— Direction —
Copy out the listing that follows exactly, dropping every picture.

(Saved entries)
* START *

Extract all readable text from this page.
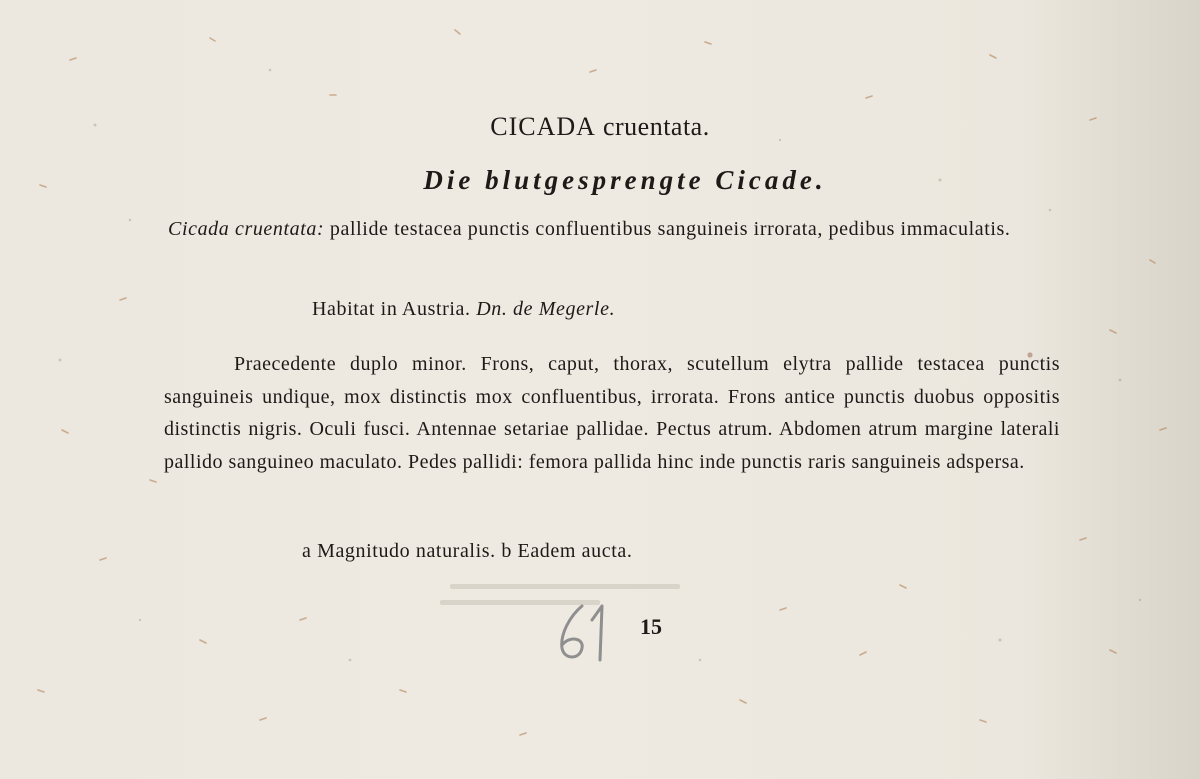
CICADA cruentata.
Die blutgesprengte Cicade.
Cicada cruentata: pallide testacea punctis confluentibus sanguineis irrorata, pedibus immaculatis.
Habitat in Austria. Dn. de Megerle.
Praecedente duplo minor. Frons, caput, thorax, scutellum elytra pallide testacea punctis sanguineis undique, mox distinctis mox confluentibus, irrorata. Frons antice punctis duobus oppositis distinctis nigris. Oculi fusci. Antennae setariae pallidae. Pectus atrum. Abdomen atrum margine laterali pallido sanguineo maculato. Pedes pallidi: femora pallida hinc inde punctis raris sanguineis adspersa.
a Magnitudo naturalis. b Eadem aucta.
61
15
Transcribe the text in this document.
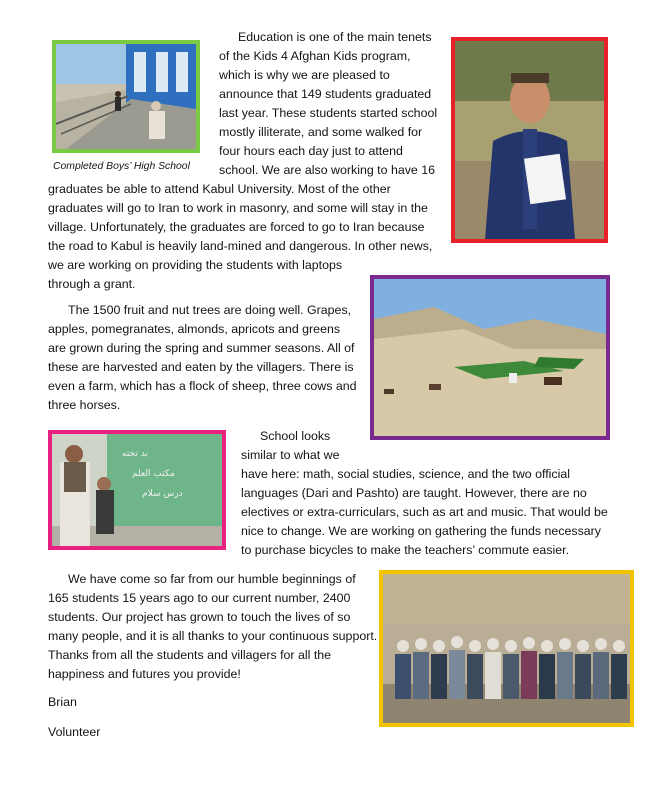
Completed Boys’ High School
بد تخته
مكتب العلم
درس سلام
Education is one of the main tenets
of the Kids 4 Afghan Kids program,
which is why we are pleased to
announce that 149 students graduated
last year. These students started school
mostly illiterate, and some walked for
four hours each day just to attend
school. We are also working to have 16
graduates be able to attend Kabul University. Most of the other
graduates will go to Iran to work in masonry, and some will stay in the
village. Unfortunately, the graduates are forced to go to Iran because
the road to Kabul is heavily land-mined and dangerous. In other news,
we are working on providing the students with laptops
through a grant.
The 1500 fruit and nut trees are doing well. Grapes,
apples, pomegranates, almonds, apricots and greens
are grown during the spring and summer seasons. All of
these are harvested and eaten by the villagers. There is
even a farm, which has a flock of sheep, three cows and
three horses.
School looks
similar to what we
have here: math, social studies, science, and the two official
languages (Dari and Pashto) are taught. However, there are no
electives or extra-curriculars, such as art and music. That would be
nice to change. We are working on gathering the funds necessary
to purchase bicycles to make the teachers’ commute easier.
We have come so far from our humble beginnings of
165 students 15 years ago to our current number, 2400
students. Our project has grown to touch the lives of so
many people, and it is all thanks to your continuous support.
Thanks from all the students and villagers for all the
happiness and futures you provide!
Brian
Volunteer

* END *

— Solution —
Extract all readable text from this page.
CICADA cruentata.
Die blutgesprengte Cicade.
Cicada cruentata: pallide testacea punctis confluentibus sanguineis irrorata, pedibus immaculatis.
Habitat in Austria. Dn. de Megerle.
Praecedente duplo minor. Frons, caput, thorax, scutellum elytra pallide testacea punctis sanguineis undique, mox distinctis mox confluentibus, irrorata. Frons antice punctis duobus oppositis distinctis nigris. Oculi fusci. Antennae setariae pallidae. Pectus atrum. Abdomen atrum margine laterali pallido sanguineo maculato. Pedes pallidi: femora pallida hinc inde punctis raris sanguineis adspersa.
a Magnitudo naturalis. b Eadem aucta.
61
15
Transcribe the text in this document.
Completed Boys’ High School
بد تخته
مكتب العلم
درس سلام
Education is one of the main tenets
of the Kids 4 Afghan Kids program,
which is why we are pleased to
announce that 149 students graduated
last year. These students started school
mostly illiterate, and some walked for
four hours each day just to attend
school. We are also working to have 16
graduates be able to attend Kabul University. Most of the other
graduates will go to Iran to work in masonry, and some will stay in the
village. Unfortunately, the graduates are forced to go to Iran because
the road to Kabul is heavily land-mined and dangerous. In other news,
we are working on providing the students with laptops
through a grant.
The 1500 fruit and nut trees are doing well. Grapes,
apples, pomegranates, almonds, apricots and greens
are grown during the spring and summer seasons. All of
these are harvested and eaten by the villagers. There is
even a farm, which has a flock of sheep, three cows and
three horses.
School looks
similar to what we
have here: math, social studies, science, and the two official
languages (Dari and Pashto) are taught. However, there are no
electives or extra-curriculars, such as art and music. That would be
nice to change. We are working on gathering the funds necessary
to purchase bicycles to make the teachers’ commute easier.
We have come so far from our humble beginnings of
165 students 15 years ago to our current number, 2400
students. Our project has grown to touch the lives of so
many people, and it is all thanks to your continuous support.
Thanks from all the students and villagers for all the
happiness and futures you provide!
Brian
Volunteer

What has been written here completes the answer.